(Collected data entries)
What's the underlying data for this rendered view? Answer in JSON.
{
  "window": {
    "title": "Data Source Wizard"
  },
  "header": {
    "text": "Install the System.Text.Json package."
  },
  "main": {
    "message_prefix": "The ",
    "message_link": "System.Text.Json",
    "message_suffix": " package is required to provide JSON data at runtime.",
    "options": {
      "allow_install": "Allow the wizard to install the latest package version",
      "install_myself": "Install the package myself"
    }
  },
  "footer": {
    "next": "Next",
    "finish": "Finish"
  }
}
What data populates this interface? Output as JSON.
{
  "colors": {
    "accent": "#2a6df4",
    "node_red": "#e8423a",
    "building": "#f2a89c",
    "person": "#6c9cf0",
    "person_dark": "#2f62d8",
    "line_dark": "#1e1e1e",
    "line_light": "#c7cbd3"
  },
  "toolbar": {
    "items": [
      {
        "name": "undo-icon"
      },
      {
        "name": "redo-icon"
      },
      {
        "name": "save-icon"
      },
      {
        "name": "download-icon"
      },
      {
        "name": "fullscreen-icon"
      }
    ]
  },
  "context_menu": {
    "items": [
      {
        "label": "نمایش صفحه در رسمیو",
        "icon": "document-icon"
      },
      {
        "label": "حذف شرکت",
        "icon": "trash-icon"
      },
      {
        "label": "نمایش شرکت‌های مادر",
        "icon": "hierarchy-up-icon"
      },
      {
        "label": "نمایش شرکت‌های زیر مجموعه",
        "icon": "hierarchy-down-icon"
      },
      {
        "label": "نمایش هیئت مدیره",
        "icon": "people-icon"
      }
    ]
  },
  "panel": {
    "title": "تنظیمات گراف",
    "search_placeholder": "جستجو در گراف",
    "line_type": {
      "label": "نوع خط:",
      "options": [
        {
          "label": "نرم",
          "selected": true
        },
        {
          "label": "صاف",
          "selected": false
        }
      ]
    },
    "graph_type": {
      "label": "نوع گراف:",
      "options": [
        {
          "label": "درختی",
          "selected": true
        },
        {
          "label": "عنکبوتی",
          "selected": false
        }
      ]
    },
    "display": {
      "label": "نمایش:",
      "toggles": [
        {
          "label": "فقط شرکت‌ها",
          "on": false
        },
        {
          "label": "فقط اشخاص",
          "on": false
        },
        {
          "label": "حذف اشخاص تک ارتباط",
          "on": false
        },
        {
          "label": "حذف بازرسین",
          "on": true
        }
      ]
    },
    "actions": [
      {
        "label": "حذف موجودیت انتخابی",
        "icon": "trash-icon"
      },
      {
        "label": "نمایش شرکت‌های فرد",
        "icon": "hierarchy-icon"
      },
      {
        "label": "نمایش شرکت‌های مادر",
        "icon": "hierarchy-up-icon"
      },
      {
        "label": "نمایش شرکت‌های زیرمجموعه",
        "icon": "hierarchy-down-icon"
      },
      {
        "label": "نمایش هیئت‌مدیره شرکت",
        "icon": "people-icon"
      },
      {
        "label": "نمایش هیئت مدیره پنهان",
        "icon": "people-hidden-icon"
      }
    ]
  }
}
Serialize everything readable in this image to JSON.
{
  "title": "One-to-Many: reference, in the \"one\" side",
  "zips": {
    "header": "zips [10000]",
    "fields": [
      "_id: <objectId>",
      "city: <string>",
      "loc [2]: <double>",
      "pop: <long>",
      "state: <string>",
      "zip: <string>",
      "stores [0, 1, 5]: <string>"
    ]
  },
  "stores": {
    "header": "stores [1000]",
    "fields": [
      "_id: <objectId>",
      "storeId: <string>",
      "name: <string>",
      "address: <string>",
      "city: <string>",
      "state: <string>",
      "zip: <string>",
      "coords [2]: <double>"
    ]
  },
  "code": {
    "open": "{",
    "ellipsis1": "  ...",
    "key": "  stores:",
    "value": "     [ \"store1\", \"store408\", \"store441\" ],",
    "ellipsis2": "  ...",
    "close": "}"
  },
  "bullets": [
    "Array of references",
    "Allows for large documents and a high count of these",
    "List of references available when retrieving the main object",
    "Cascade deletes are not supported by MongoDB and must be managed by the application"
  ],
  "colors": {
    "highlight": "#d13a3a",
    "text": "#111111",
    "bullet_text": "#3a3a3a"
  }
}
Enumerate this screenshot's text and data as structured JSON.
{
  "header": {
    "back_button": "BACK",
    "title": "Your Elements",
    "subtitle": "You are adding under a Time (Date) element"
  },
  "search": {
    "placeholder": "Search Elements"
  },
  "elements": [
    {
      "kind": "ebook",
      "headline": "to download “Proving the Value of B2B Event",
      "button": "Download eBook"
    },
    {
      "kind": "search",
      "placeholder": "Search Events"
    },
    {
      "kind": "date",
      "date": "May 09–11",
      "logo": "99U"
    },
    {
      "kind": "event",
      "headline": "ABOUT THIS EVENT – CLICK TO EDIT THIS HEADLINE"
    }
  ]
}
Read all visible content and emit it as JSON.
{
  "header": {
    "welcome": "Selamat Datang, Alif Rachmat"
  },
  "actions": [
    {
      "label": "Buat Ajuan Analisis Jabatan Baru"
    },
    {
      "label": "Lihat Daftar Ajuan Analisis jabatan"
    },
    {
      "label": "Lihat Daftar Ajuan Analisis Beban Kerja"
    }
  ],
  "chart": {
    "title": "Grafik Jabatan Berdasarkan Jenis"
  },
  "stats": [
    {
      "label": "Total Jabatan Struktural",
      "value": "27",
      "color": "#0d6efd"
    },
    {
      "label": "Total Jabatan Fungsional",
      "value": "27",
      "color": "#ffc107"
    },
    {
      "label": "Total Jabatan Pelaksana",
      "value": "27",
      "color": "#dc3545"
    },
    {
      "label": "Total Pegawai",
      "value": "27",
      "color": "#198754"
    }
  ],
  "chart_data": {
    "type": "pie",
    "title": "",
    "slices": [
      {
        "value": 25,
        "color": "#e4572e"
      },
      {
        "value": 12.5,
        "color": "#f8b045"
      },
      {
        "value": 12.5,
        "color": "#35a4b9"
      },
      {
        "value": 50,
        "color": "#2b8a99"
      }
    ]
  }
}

=== YOUR INSTRUCTIONS ===
Give only the number of lines in the material above that hold the word "System".

=== EXERCISE SOLUTION ===
2